Dataset rows about figures

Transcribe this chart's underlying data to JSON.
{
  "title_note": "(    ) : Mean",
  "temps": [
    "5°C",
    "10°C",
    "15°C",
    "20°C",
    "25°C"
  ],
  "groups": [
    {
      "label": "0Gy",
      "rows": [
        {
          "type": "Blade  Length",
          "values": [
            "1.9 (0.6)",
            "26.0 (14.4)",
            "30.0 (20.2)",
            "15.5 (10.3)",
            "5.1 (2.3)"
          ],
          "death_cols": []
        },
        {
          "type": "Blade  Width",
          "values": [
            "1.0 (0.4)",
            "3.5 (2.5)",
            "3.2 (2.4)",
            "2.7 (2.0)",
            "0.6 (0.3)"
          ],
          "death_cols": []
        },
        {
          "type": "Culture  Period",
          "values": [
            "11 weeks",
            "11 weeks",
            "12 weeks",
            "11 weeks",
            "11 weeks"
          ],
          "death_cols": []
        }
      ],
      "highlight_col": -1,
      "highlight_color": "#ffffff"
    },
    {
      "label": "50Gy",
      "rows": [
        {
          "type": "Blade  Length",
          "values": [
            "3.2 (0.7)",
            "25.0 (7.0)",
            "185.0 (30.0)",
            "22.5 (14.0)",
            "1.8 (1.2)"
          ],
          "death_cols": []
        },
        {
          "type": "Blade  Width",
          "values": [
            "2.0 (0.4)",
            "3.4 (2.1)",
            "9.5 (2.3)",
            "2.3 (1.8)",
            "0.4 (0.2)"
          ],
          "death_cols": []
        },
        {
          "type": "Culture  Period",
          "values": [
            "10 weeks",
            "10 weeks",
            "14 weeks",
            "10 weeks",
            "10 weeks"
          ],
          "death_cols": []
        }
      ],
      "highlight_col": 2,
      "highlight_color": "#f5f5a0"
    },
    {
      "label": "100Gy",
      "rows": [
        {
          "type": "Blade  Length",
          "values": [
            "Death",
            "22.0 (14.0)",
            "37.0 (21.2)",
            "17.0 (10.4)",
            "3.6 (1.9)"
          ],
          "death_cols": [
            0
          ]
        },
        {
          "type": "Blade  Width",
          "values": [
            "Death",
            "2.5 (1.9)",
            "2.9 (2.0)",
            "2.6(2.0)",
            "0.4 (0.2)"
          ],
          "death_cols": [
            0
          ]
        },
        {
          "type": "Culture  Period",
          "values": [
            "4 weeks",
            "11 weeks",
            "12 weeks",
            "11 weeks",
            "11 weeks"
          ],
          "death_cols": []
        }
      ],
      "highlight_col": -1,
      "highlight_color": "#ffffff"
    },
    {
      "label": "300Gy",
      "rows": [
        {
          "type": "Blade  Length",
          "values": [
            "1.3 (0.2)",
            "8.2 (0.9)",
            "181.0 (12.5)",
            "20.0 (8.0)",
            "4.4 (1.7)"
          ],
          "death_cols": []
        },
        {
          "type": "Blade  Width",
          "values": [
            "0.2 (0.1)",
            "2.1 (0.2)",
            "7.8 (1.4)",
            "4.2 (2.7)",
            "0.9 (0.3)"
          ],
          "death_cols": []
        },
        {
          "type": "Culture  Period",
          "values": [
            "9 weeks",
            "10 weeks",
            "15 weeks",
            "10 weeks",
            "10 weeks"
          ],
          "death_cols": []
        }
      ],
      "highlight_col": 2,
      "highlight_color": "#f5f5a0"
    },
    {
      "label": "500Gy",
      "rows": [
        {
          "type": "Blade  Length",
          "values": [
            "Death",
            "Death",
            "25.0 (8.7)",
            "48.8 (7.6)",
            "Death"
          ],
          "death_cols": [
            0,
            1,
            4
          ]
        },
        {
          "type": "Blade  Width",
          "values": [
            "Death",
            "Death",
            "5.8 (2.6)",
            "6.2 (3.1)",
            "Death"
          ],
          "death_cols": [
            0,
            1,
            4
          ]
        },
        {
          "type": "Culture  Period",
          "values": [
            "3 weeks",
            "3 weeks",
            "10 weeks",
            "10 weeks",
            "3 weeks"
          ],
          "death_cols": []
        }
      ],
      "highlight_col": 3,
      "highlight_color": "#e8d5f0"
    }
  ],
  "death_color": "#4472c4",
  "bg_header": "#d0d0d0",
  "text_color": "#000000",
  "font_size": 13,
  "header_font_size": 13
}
---
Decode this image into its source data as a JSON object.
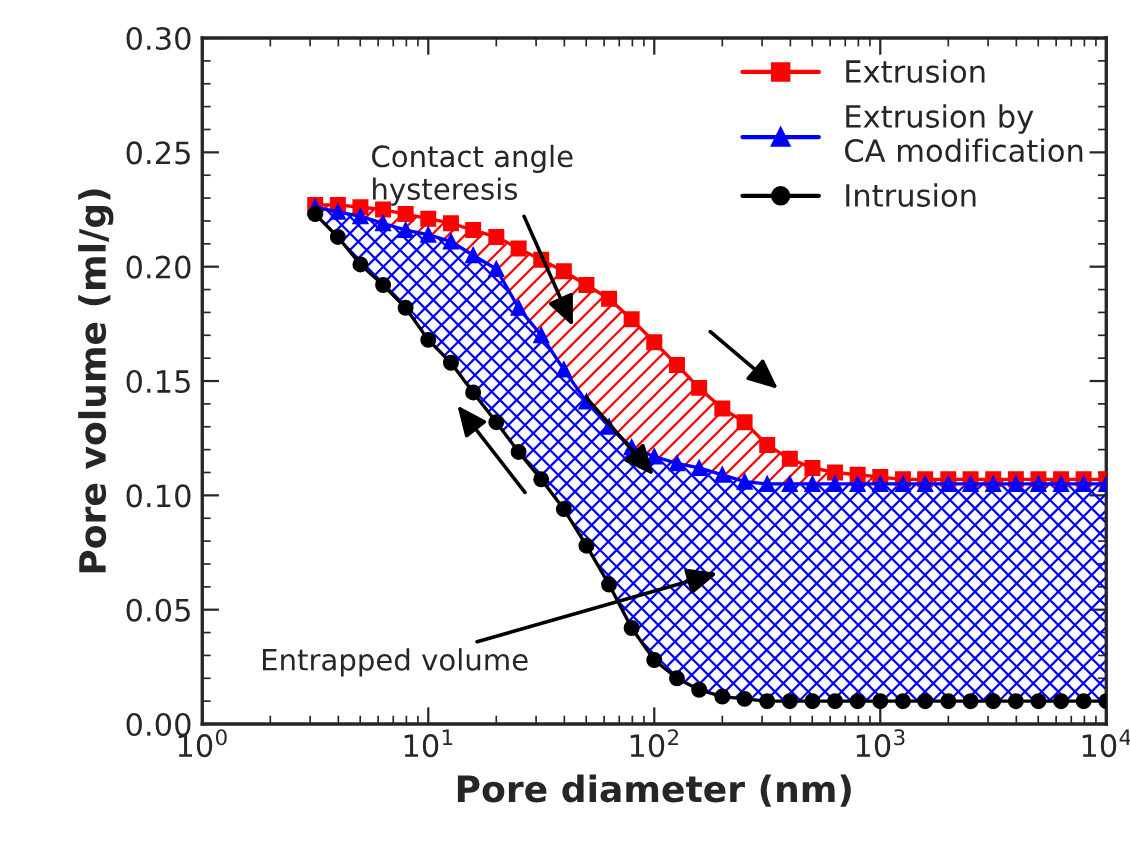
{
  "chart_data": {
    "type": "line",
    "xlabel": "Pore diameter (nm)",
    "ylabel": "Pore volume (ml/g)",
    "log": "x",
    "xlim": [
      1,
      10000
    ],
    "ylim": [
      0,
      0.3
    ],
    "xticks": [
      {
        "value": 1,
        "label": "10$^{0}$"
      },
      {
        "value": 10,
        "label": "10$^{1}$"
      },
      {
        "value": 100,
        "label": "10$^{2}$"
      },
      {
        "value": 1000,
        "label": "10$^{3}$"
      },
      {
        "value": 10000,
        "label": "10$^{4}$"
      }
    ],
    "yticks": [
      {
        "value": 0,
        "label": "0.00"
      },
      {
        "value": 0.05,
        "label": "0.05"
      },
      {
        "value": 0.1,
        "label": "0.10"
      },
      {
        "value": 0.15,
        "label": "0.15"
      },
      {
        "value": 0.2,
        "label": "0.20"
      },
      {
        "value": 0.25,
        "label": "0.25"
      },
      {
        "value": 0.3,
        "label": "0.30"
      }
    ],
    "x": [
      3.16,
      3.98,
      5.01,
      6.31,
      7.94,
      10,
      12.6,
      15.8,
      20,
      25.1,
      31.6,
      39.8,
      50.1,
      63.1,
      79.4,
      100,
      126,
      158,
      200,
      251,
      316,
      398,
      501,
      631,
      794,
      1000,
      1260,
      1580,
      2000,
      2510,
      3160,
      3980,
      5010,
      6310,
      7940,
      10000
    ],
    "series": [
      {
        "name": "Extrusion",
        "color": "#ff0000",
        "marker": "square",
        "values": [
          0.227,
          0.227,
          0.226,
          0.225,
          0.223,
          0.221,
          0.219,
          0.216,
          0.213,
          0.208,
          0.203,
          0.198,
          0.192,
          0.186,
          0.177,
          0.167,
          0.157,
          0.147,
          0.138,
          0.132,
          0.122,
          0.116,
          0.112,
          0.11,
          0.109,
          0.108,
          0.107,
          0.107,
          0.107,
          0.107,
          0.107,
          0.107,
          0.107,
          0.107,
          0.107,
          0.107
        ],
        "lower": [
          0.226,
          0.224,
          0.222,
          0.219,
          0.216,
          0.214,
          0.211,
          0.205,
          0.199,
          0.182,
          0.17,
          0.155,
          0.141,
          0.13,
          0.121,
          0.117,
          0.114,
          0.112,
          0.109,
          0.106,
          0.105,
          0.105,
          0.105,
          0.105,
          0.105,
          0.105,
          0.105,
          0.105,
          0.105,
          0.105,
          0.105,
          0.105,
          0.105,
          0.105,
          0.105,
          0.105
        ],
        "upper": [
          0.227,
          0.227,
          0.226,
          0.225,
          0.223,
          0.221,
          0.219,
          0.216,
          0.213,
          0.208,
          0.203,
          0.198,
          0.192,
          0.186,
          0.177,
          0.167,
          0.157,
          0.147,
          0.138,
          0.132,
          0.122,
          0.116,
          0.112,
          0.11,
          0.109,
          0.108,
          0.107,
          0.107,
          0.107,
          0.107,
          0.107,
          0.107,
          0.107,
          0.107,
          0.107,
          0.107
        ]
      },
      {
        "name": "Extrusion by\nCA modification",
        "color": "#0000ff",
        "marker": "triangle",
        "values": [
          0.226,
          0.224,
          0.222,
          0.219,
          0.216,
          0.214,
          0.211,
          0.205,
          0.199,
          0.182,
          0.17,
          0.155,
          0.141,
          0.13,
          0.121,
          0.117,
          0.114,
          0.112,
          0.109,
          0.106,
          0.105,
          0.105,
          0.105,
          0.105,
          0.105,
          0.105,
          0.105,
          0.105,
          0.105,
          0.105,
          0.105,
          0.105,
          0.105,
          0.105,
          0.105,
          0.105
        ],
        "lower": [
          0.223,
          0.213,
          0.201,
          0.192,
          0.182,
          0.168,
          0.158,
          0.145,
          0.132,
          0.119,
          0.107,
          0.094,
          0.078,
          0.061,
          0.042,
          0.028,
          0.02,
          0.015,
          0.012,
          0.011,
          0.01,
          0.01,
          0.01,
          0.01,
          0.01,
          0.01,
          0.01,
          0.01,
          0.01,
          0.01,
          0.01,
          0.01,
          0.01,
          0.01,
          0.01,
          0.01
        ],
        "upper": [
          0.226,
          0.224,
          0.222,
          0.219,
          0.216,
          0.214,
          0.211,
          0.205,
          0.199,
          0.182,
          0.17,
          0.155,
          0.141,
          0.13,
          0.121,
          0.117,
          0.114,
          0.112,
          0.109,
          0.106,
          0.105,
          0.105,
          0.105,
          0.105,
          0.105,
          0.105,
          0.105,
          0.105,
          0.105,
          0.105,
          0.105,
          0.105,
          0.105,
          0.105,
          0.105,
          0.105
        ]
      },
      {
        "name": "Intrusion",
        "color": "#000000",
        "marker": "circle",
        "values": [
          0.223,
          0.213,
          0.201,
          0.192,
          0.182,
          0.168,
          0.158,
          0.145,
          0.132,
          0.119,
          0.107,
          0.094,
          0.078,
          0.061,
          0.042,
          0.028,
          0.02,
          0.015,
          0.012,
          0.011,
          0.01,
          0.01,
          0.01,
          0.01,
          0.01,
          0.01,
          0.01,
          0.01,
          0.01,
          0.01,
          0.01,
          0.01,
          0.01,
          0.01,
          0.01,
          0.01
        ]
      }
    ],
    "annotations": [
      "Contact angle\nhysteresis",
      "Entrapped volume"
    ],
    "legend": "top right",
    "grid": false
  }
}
==
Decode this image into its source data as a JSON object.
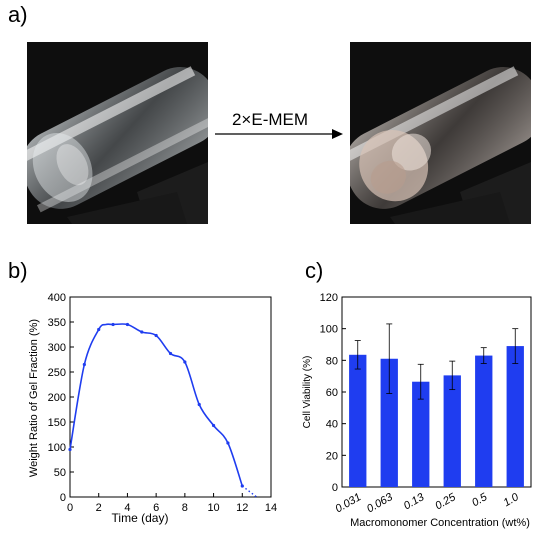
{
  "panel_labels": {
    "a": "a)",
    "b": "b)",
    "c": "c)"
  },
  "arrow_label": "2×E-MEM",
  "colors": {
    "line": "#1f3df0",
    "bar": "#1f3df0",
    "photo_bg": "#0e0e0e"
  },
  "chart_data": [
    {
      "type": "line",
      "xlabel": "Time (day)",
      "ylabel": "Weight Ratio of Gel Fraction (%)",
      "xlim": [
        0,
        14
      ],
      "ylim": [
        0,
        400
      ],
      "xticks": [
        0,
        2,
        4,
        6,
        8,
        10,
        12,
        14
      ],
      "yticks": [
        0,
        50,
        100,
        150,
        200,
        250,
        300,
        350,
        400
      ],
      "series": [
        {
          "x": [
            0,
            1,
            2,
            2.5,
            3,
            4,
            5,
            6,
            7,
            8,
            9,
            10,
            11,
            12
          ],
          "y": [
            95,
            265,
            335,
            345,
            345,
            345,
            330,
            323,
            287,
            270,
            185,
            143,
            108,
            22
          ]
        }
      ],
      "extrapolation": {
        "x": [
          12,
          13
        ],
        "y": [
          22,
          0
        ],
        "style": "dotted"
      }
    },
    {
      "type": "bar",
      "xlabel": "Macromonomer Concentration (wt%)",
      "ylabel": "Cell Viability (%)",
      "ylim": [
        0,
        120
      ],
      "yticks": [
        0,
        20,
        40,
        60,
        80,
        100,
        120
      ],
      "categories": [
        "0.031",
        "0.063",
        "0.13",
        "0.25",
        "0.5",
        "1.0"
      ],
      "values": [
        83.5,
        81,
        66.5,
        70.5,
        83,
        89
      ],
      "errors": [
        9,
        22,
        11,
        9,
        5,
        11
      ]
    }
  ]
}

= OBJECTIVE =
Scan the material above. Copy each line where "Pore" occurs.

= OUTPUT BELOW =
    "xlabel": "Pore diameter (nm)",
    "ylabel": "Pore volume (ml/g)",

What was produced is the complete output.